== Stated problem ==
In the data below, find every line with the string "Sacc" and pull it out.

Data records:
---*---

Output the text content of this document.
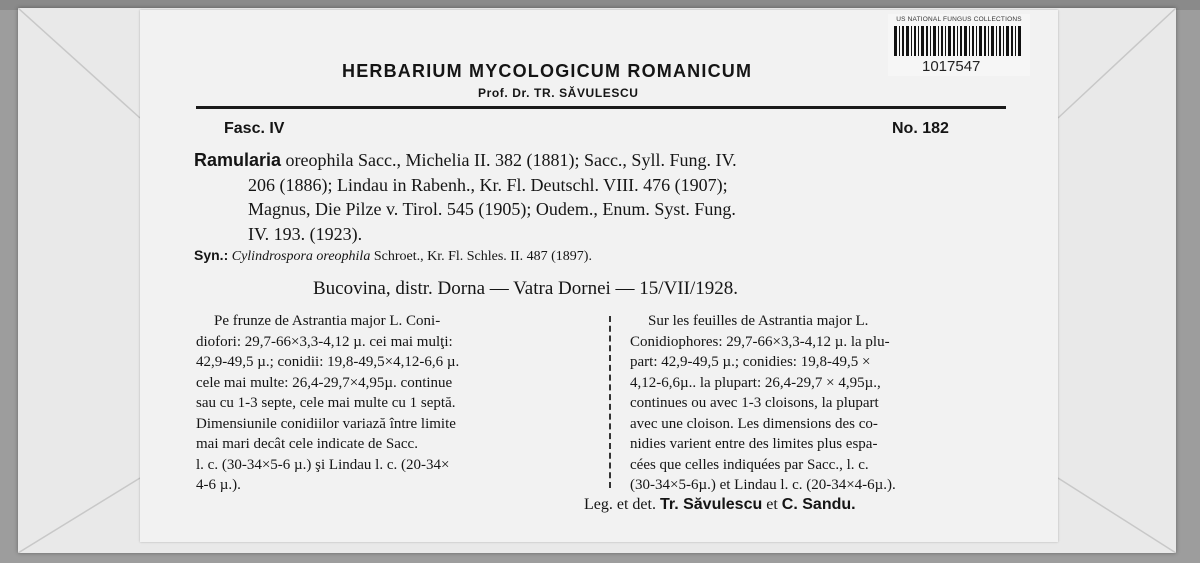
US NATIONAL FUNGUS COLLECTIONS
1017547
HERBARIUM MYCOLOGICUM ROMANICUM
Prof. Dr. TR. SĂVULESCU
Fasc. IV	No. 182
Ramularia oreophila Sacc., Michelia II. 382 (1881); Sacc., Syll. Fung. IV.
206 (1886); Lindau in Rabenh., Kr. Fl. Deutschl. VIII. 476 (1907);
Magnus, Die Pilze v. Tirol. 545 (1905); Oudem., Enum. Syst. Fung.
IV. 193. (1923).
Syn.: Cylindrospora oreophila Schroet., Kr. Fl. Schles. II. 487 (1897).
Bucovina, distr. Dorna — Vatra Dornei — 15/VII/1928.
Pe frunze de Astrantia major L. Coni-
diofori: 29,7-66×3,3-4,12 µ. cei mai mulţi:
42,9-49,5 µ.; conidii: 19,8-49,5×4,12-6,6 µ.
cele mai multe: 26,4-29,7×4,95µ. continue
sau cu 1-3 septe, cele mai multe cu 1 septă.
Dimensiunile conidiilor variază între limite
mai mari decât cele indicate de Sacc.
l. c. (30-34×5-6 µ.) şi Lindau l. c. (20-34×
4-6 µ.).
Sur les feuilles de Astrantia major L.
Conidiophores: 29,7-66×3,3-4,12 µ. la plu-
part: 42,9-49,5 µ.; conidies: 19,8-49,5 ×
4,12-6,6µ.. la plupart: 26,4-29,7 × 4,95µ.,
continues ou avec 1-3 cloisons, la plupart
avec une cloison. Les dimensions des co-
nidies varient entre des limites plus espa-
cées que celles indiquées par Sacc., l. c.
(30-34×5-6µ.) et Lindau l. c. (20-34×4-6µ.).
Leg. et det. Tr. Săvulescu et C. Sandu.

---*---

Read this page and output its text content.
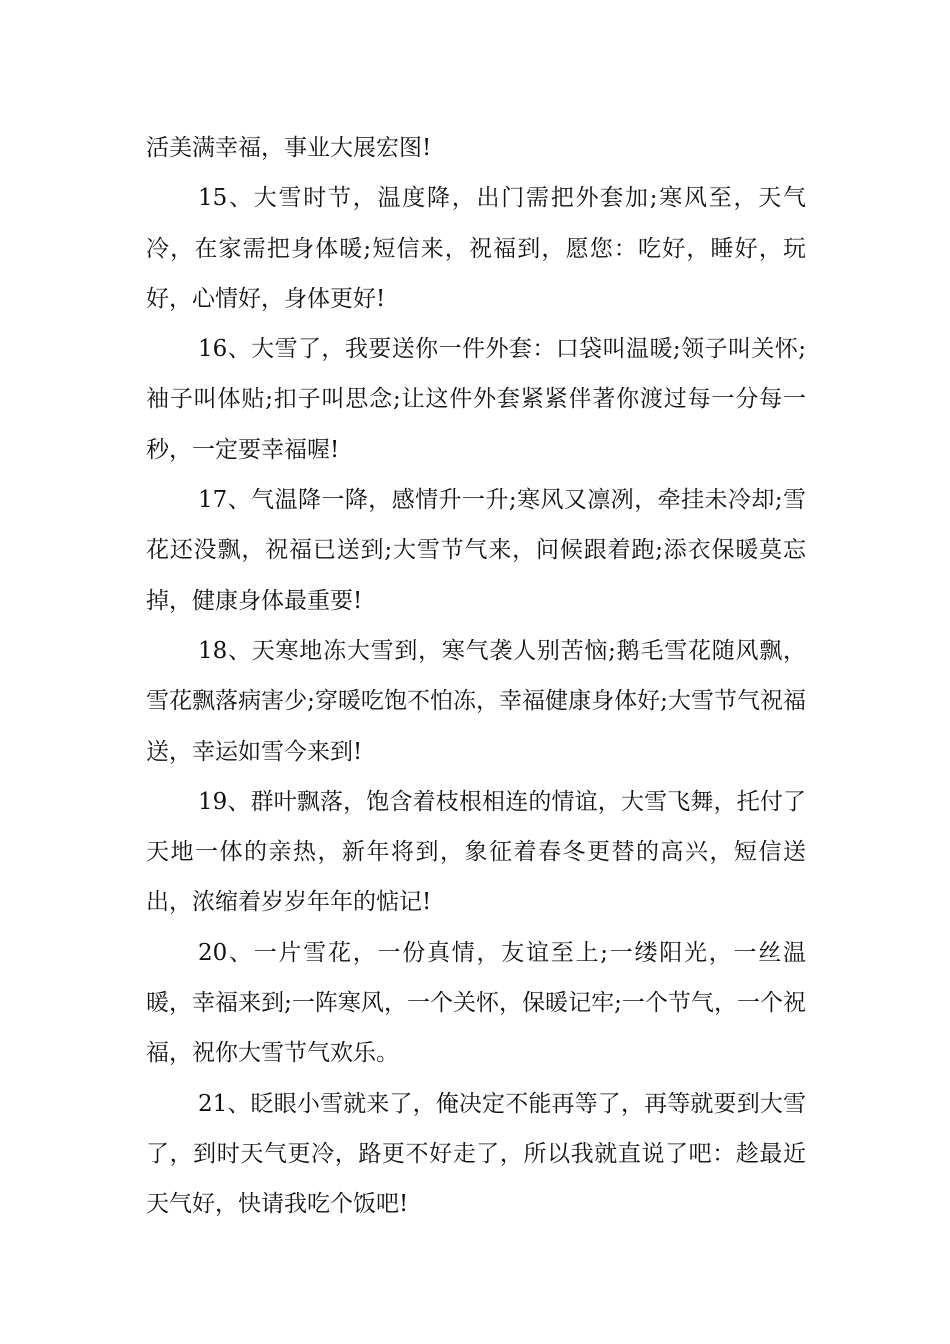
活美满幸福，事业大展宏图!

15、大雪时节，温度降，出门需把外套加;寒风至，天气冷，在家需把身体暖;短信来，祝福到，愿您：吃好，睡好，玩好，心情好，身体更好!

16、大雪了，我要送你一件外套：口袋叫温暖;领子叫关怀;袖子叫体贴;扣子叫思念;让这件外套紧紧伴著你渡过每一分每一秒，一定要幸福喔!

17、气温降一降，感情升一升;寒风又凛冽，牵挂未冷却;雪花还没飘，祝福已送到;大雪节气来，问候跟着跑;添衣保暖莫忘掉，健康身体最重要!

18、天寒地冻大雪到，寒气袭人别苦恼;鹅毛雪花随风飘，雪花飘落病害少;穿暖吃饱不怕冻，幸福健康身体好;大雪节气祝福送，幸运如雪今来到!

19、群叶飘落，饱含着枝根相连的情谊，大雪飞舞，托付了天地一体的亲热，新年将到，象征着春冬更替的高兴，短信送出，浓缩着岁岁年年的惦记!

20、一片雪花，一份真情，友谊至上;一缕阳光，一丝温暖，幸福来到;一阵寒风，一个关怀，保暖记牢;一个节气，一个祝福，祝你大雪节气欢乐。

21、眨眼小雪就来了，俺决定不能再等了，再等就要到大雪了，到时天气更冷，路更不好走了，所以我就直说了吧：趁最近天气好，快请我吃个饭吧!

---*---

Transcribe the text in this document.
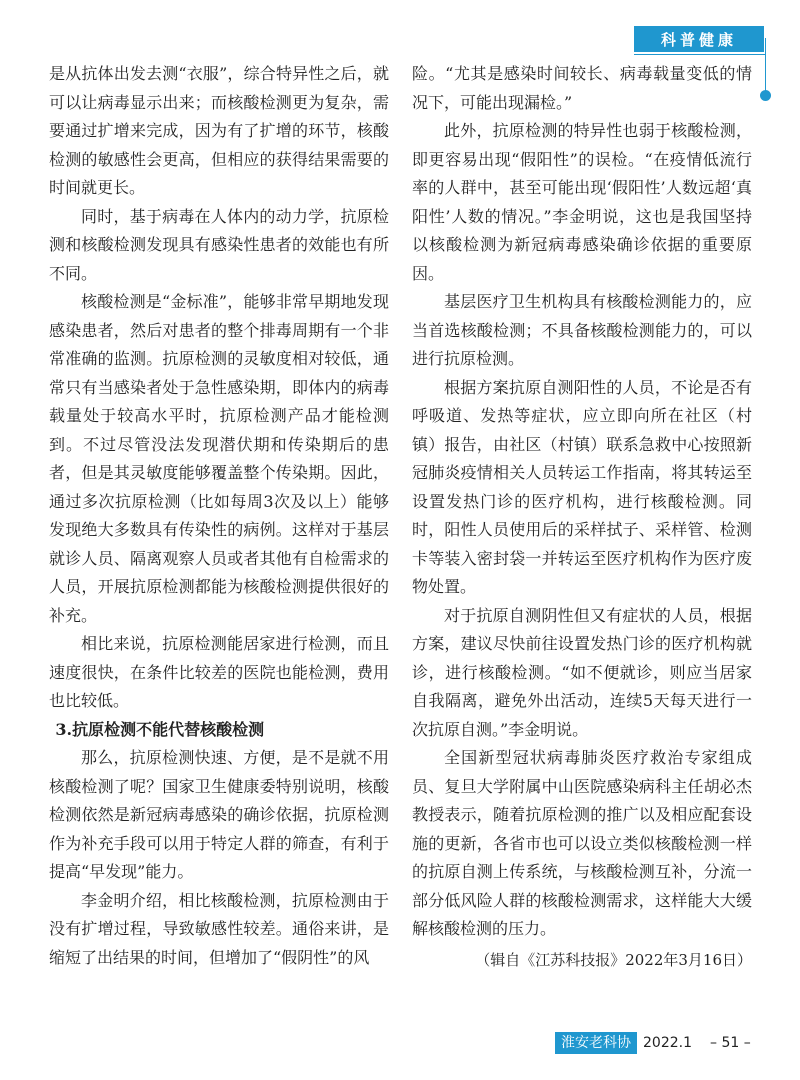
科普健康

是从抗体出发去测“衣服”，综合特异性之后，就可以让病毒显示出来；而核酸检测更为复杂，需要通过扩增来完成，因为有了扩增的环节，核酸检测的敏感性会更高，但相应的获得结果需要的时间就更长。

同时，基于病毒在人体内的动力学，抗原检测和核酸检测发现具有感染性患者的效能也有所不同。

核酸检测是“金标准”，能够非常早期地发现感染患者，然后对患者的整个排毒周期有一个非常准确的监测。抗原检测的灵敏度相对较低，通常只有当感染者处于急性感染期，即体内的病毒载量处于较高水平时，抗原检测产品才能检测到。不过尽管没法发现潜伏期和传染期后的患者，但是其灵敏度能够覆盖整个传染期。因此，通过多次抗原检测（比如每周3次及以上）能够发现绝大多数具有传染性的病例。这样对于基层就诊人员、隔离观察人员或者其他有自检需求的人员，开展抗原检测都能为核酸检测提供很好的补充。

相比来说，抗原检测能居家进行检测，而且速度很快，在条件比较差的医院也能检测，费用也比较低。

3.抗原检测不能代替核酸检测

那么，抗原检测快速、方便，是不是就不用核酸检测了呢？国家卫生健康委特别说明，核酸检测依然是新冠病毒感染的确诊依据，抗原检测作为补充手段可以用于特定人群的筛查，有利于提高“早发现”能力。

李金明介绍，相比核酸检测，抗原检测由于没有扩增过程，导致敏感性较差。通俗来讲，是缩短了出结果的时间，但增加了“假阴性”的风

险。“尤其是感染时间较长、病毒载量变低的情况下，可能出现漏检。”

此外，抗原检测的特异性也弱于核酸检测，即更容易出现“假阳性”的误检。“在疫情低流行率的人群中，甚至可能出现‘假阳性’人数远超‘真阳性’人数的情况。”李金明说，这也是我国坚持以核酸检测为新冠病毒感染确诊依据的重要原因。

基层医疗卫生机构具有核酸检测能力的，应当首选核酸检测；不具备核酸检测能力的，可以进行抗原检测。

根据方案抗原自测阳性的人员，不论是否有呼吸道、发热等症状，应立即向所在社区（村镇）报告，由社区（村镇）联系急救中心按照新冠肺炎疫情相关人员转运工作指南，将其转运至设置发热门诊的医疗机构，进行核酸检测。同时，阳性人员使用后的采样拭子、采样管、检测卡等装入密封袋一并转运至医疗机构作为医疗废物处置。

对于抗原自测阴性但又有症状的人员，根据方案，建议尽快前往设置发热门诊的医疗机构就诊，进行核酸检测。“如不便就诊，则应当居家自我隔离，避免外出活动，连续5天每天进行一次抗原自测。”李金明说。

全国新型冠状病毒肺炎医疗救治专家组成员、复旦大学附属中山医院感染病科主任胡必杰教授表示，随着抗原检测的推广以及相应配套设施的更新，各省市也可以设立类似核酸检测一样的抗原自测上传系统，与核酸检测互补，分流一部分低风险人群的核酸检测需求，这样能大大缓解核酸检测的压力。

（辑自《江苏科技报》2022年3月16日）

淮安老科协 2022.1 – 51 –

---*---

== Output of the task ==
Ramularia oreophila Sacc., Michelia II. 382 (1881); Sacc., Syll. Fung. IV.
mai mari decât cele indicate de Sacc.
cées que celles indiquées par Sacc., l. c.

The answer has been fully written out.